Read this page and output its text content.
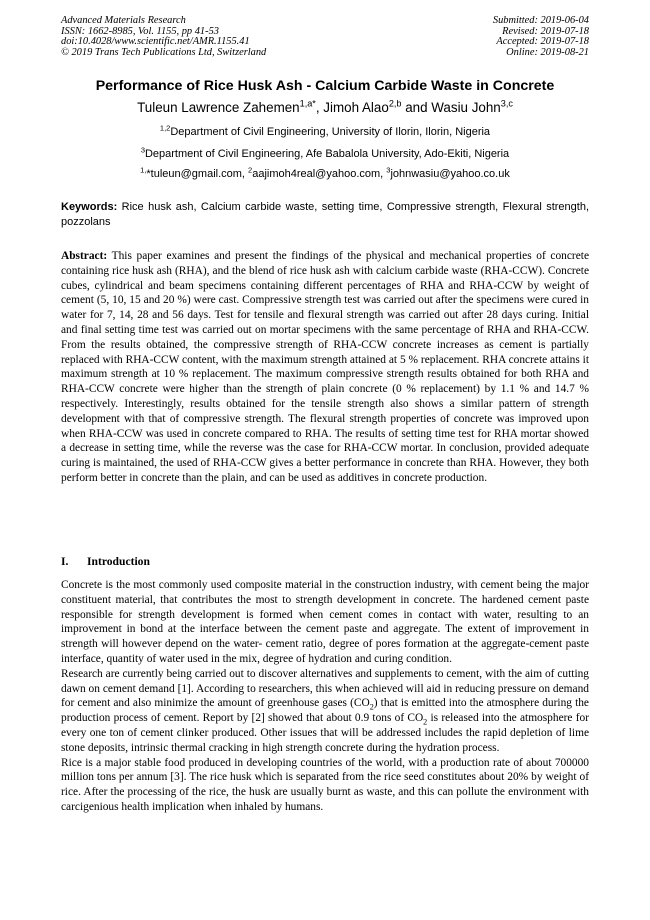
Advanced Materials Research
ISSN: 1662-8985, Vol. 1155, pp 41-53
doi:10.4028/www.scientific.net/AMR.1155.41
© 2019 Trans Tech Publications Ltd, Switzerland
Submitted: 2019-06-04
Revised: 2019-07-18
Accepted: 2019-07-18
Online: 2019-08-21
Performance of Rice Husk Ash - Calcium Carbide Waste in Concrete
Tuleun Lawrence Zahemen$^{1,a*}$, Jimoh Alao$^{2,b}$ and Wasiu John$^{3,c}$
$^{1,2}$Department of Civil Engineering, University of Ilorin, Ilorin, Nigeria
$^3$Department of Civil Engineering, Afe Babalola University, Ado-Ekiti, Nigeria
$^{1,}$*tuleun@gmail.com, $^2$aajimoh4real@yahoo.com, $^3$johnwasiu@yahoo.co.uk

Keywords: Rice husk ash, Calcium carbide waste, setting time, Compressive strength, Flexural strength, pozzolans

Abstract: This paper examines and present the findings of the physical and mechanical properties of concrete containing rice husk ash (RHA), and the blend of rice husk ash with calcium carbide waste (RHA-CCW). Concrete cubes, cylindrical and beam specimens containing different percentages of RHA and RHA-CCW by weight of cement (5, 10, 15 and 20 %) were cast. Compressive strength test was carried out after the specimens were cured in water for 7, 14, 28 and 56 days. Test for tensile and flexural strength was carried out after 28 days curing. Initial and final setting time test was carried out on mortar specimens with the same percentage of RHA and RHA-CCW. From the results obtained, the compressive strength of RHA-CCW concrete increases as cement is partially replaced with RHA-CCW content, with the maximum strength attained at 5 % replacement. RHA concrete attains it maximum strength at 10 % replacement. The maximum compressive strength results obtained for both RHA and RHA-CCW concrete were higher than the strength of plain concrete (0 % replacement) by 1.1 % and 14.7 % respectively. Interestingly, results obtained for the tensile strength also shows a similar pattern of strength development with that of compressive strength. The flexural strength properties of concrete was improved upon when RHA-CCW was used in concrete compared to RHA. The results of setting time test for RHA mortar showed a decrease in setting time, while the reverse was the case for RHA-CCW mortar. In conclusion, provided adequate curing is maintained, the used of RHA-CCW gives a better performance in concrete than RHA. However, they both perform better in concrete than the plain, and can be used as additives in concrete production.

I. Introduction

Concrete is the most commonly used composite material in the construction industry, with cement being the major constituent material, that contributes the most to strength development in concrete. The hardened cement paste responsible for strength development is formed when cement comes in contact with water, resulting to an improvement in bond at the interface between the cement paste and aggregate. The extent of improvement in strength will however depend on the water- cement ratio, degree of pores formation at the aggregate-cement paste interface, quantity of water used in the mix, degree of hydration and curing condition.

Research are currently being carried out to discover alternatives and supplements to cement, with the aim of cutting dawn on cement demand [1]. According to researchers, this when achieved will aid in reducing pressure on demand for cement and also minimize the amount of greenhouse gases $(CO_2)$ that is emitted into the atmosphere during the production process of cement. Report by [2] showed that about 0.9 tons of $CO_2$ is released into the atmosphere for every one ton of cement clinker produced. Other issues that will be addressed includes the rapid depletion of lime stone deposits, intrinsic thermal cracking in high strength concrete during the hydration process.

Rice is a major stable food produced in developing countries of the world, with a production rate of about 700000 million tons per annum [3]. The rice husk which is separated from the rice seed constitutes about 20% by weight of rice. After the processing of the rice, the husk are usually burnt as waste, and this can pollute the environment with carcigenious health implication when inhaled by humans.
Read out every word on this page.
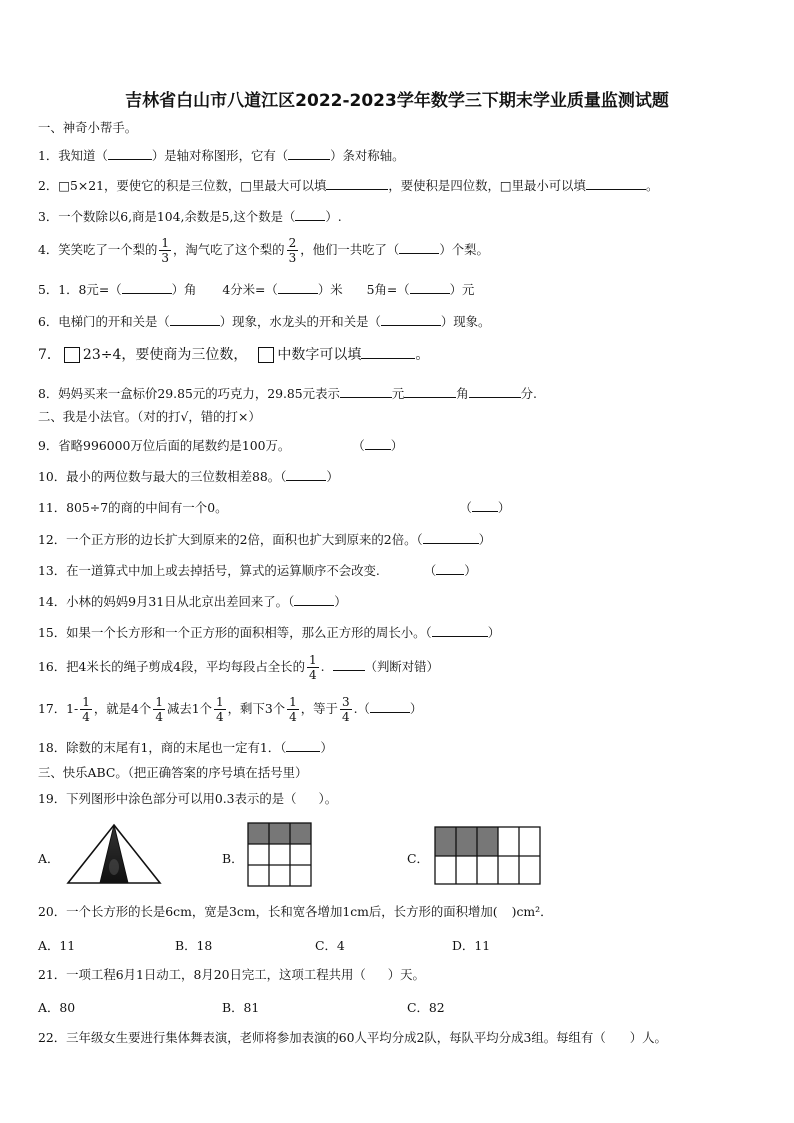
吉林省白山市八道江区2022-2023学年数学三下期末学业质量监测试题
一、神奇小帮手。
1．我知道（	）是轴对称图形，它有（	）条对称轴。
2．□5×21，要使它的积是三位数，□里最大可以填	，要使积是四位数，□里最小可以填	。
3．一个数除以6,商是104,余数是5,这个数是（ ）.
4．笑笑吃了一个梨的 $\frac{1}{3}$ ，淘气吃了这个梨的 $\frac{2}{3}$ ，他们一共吃了（	）个梨。
5．1．8元=（	）角 4分米=（	）米 5角=（	）元
6．电梯门的开和关是（	）现象，水龙头的开和关是（	）现象。
7． 23÷4，要使商为三位数， 中数字可以填	。
8．妈妈买来一盒标价29.85元的巧克力，29.85元表示	元	角	分.
二、我是小法官。（对的打√，错的打×）
9．省略996000万位后面的尾数约是100万。	（ ）
10．最小的两位数与最大的三位数相差88。（	）
11．805÷7的商的中间有一个0。	（ ）
12．一个正方形的边长扩大到原来的2倍，面积也扩大到原来的2倍。（	）
13．在一道算式中加上或去掉括号，算式的运算顺序不会改变.	（ ）
14．小林的妈妈9月31日从北京出差回来了。（	）
15．如果一个长方形和一个正方形的面积相等，那么正方形的周长小。（	）
16．把4米长的绳子剪成4段，平均每段占全长的 $\frac{1}{4}$ .	（判断对错）
17．$1- \frac{1}{4}$ ，就是4个 $\frac{1}{4}$ 减去1个 $\frac{1}{4}$ ，剩下3个 $\frac{1}{4}$ ，等于 $\frac{3}{4}$ .（	）
18．除数的末尾有1，商的末尾也一定有1．（	）
三、快乐ABC。（把正确答案的序号填在括号里）
19．下列图形中涂色部分可以用0.3表示的是（ ）。
A．	B．	C．
20．一个长方形的长是6cm，宽是3cm，长和宽各增加1cm后，长方形的面积增加( )cm²．
A．11	B．18	C．4	D．11
21．一项工程6月1日动工，8月20日完工，这项工程共用（ ）天。
A．80	B．81	C．82
22．三年级女生要进行集体舞表演，老师将参加表演的60人平均分成2队，每队平均分成3组。每组有（ ）人。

──────

▶ Task details
Copy all lines from the entries that contain the word "page".

▶ Correct output
Read this page and output its text content.
Read out every word on this page.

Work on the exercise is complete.